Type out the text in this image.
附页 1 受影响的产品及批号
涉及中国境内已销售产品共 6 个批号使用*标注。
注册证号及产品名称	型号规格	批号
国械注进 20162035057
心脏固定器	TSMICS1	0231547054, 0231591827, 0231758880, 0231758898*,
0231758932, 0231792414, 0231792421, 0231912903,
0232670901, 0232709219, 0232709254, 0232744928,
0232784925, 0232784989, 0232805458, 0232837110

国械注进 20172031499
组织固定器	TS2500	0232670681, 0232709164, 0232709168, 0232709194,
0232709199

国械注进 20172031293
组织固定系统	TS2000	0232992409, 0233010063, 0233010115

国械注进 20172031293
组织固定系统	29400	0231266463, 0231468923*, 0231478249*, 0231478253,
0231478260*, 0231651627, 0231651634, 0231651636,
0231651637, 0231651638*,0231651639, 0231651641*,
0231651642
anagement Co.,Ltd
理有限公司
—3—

......

◆ Job ◆
Output all preceding records character for character.

◆ Solution to this problem ◆
Type out the text in this image.
附页 1 受影响的产品及批号
涉及中国境内已销售产品共 6 个批号使用*标注。
注册证号及产品名称	型号规格	批号
国械注进 20162035057
心脏固定器	TSMICS1	0231547054, 0231591827, 0231758880, 0231758898*,
0231758932, 0231792414, 0231792421, 0231912903,
0232670901, 0232709219, 0232709254, 0232744928,
0232784925, 0232784989, 0232805458, 0232837110

国械注进 20172031499
组织固定器	TS2500	0232670681, 0232709164, 0232709168, 0232709194,
0232709199

国械注进 20172031293
组织固定系统	TS2000	0232992409, 0233010063, 0233010115

国械注进 20172031293
组织固定系统	29400	0231266463, 0231468923*, 0231478249*, 0231478253,
0231478260*, 0231651627, 0231651634, 0231651636,
0231651637, 0231651638*,0231651639, 0231651641*,
0231651642
anagement Co.,Ltd
理有限公司
—3—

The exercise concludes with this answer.